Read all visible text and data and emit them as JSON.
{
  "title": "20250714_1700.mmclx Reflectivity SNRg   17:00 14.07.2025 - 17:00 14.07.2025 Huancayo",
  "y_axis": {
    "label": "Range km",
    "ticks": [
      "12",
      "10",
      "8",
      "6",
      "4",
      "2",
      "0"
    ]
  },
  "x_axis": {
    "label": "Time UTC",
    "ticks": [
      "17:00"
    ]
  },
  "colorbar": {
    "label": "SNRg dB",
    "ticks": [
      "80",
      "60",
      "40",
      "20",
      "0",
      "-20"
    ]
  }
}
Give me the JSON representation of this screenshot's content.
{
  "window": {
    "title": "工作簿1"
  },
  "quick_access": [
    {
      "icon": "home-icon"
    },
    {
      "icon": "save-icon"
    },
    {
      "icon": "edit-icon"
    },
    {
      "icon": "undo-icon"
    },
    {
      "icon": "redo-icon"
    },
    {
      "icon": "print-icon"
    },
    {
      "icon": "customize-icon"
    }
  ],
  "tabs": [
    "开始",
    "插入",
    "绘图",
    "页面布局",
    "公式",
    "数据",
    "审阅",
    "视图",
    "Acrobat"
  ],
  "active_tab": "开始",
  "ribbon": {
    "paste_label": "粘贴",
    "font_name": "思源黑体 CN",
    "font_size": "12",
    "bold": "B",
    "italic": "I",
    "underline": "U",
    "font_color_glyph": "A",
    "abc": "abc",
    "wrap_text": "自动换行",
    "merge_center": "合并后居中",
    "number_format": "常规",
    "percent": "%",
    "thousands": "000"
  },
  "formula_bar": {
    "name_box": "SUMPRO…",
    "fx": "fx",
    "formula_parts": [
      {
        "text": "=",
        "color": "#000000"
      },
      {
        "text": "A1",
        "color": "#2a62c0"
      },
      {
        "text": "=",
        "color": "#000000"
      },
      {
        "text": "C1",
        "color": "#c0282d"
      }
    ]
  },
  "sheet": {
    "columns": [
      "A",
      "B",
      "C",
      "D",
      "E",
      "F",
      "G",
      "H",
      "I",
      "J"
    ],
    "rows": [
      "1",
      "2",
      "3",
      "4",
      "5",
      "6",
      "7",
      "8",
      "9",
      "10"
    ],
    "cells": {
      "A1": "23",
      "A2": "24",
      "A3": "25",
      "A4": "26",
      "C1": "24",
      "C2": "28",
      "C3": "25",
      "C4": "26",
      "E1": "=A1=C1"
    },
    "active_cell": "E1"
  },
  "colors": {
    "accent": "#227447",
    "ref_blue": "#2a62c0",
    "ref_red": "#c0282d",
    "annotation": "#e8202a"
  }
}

■ ■ ■ ■ ■

### Exercise requirements
Transcribe the records above exactly as they appear.

### Answer to the task
Read all visible text and data and emit them as JSON.
{
  "title": "20250714_1700.mmclx Reflectivity SNRg   17:00 14.07.2025 - 17:00 14.07.2025 Huancayo",
  "y_axis": {
    "label": "Range km",
    "ticks": [
      "12",
      "10",
      "8",
      "6",
      "4",
      "2",
      "0"
    ]
  },
  "x_axis": {
    "label": "Time UTC",
    "ticks": [
      "17:00"
    ]
  },
  "colorbar": {
    "label": "SNRg dB",
    "ticks": [
      "80",
      "60",
      "40",
      "20",
      "0",
      "-20"
    ]
  }
}
Give me the JSON representation of this screenshot's content.
{
  "window": {
    "title": "工作簿1"
  },
  "quick_access": [
    {
      "icon": "home-icon"
    },
    {
      "icon": "save-icon"
    },
    {
      "icon": "edit-icon"
    },
    {
      "icon": "undo-icon"
    },
    {
      "icon": "redo-icon"
    },
    {
      "icon": "print-icon"
    },
    {
      "icon": "customize-icon"
    }
  ],
  "tabs": [
    "开始",
    "插入",
    "绘图",
    "页面布局",
    "公式",
    "数据",
    "审阅",
    "视图",
    "Acrobat"
  ],
  "active_tab": "开始",
  "ribbon": {
    "paste_label": "粘贴",
    "font_name": "思源黑体 CN",
    "font_size": "12",
    "bold": "B",
    "italic": "I",
    "underline": "U",
    "font_color_glyph": "A",
    "abc": "abc",
    "wrap_text": "自动换行",
    "merge_center": "合并后居中",
    "number_format": "常规",
    "percent": "%",
    "thousands": "000"
  },
  "formula_bar": {
    "name_box": "SUMPRO…",
    "fx": "fx",
    "formula_parts": [
      {
        "text": "=",
        "color": "#000000"
      },
      {
        "text": "A1",
        "color": "#2a62c0"
      },
      {
        "text": "=",
        "color": "#000000"
      },
      {
        "text": "C1",
        "color": "#c0282d"
      }
    ]
  },
  "sheet": {
    "columns": [
      "A",
      "B",
      "C",
      "D",
      "E",
      "F",
      "G",
      "H",
      "I",
      "J"
    ],
    "rows": [
      "1",
      "2",
      "3",
      "4",
      "5",
      "6",
      "7",
      "8",
      "9",
      "10"
    ],
    "cells": {
      "A1": "23",
      "A2": "24",
      "A3": "25",
      "A4": "26",
      "C1": "24",
      "C2": "28",
      "C3": "25",
      "C4": "26",
      "E1": "=A1=C1"
    },
    "active_cell": "E1"
  },
  "colors": {
    "accent": "#227447",
    "ref_blue": "#2a62c0",
    "ref_red": "#c0282d",
    "annotation": "#e8202a"
  }
}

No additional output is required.